Start of DATA SUPPLIED

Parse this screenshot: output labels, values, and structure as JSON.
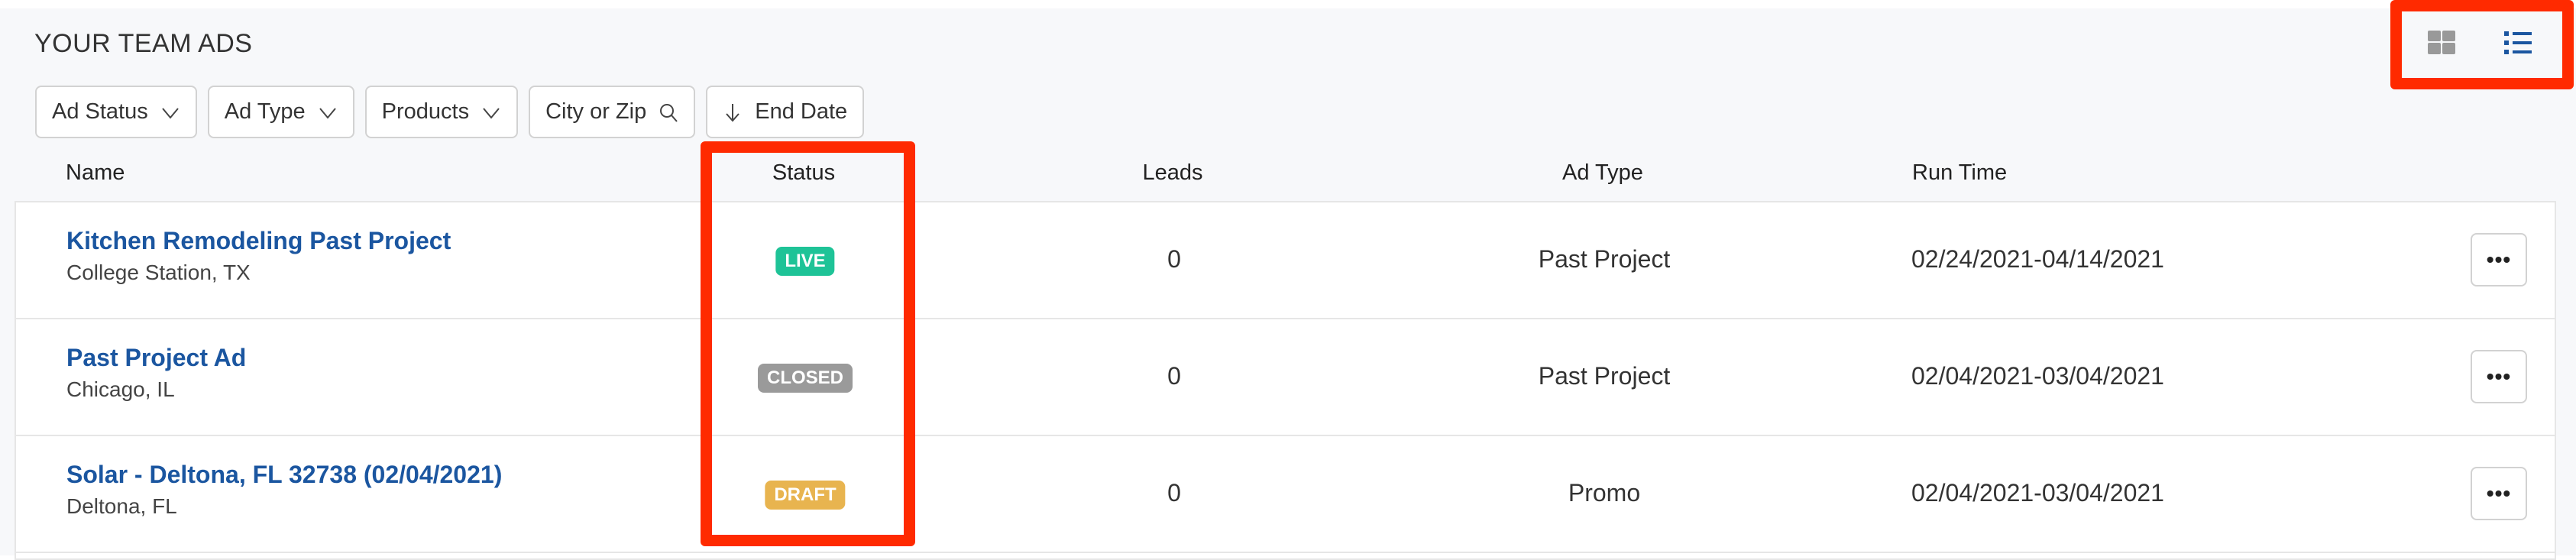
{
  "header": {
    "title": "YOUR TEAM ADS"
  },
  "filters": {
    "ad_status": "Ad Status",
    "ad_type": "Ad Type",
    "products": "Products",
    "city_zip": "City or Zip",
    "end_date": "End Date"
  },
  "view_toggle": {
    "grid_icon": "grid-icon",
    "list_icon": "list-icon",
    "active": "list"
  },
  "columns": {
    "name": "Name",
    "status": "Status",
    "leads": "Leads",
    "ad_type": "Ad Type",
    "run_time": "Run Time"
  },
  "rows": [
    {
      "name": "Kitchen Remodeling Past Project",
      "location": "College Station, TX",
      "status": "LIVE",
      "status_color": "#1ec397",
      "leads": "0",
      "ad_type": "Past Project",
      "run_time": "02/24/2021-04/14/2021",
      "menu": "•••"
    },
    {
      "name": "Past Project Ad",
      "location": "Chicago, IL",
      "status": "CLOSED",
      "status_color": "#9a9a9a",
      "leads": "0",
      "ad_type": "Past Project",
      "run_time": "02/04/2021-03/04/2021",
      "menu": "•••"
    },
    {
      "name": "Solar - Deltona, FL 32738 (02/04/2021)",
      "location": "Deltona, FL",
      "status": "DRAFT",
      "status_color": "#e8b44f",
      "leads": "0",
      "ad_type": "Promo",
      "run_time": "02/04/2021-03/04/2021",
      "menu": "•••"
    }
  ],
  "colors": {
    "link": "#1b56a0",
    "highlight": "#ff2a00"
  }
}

End of DATA SUPPLIED

TASK OBJECTIVE
Produce an exact copy of each line of data, skipping embedded images.

ANSWER TO THIS TASK
Parse this screenshot: output labels, values, and structure as JSON.
{
  "header": {
    "title": "YOUR TEAM ADS"
  },
  "filters": {
    "ad_status": "Ad Status",
    "ad_type": "Ad Type",
    "products": "Products",
    "city_zip": "City or Zip",
    "end_date": "End Date"
  },
  "view_toggle": {
    "grid_icon": "grid-icon",
    "list_icon": "list-icon",
    "active": "list"
  },
  "columns": {
    "name": "Name",
    "status": "Status",
    "leads": "Leads",
    "ad_type": "Ad Type",
    "run_time": "Run Time"
  },
  "rows": [
    {
      "name": "Kitchen Remodeling Past Project",
      "location": "College Station, TX",
      "status": "LIVE",
      "status_color": "#1ec397",
      "leads": "0",
      "ad_type": "Past Project",
      "run_time": "02/24/2021-04/14/2021",
      "menu": "•••"
    },
    {
      "name": "Past Project Ad",
      "location": "Chicago, IL",
      "status": "CLOSED",
      "status_color": "#9a9a9a",
      "leads": "0",
      "ad_type": "Past Project",
      "run_time": "02/04/2021-03/04/2021",
      "menu": "•••"
    },
    {
      "name": "Solar - Deltona, FL 32738 (02/04/2021)",
      "location": "Deltona, FL",
      "status": "DRAFT",
      "status_color": "#e8b44f",
      "leads": "0",
      "ad_type": "Promo",
      "run_time": "02/04/2021-03/04/2021",
      "menu": "•••"
    }
  ],
  "colors": {
    "link": "#1b56a0",
    "highlight": "#ff2a00"
  }
}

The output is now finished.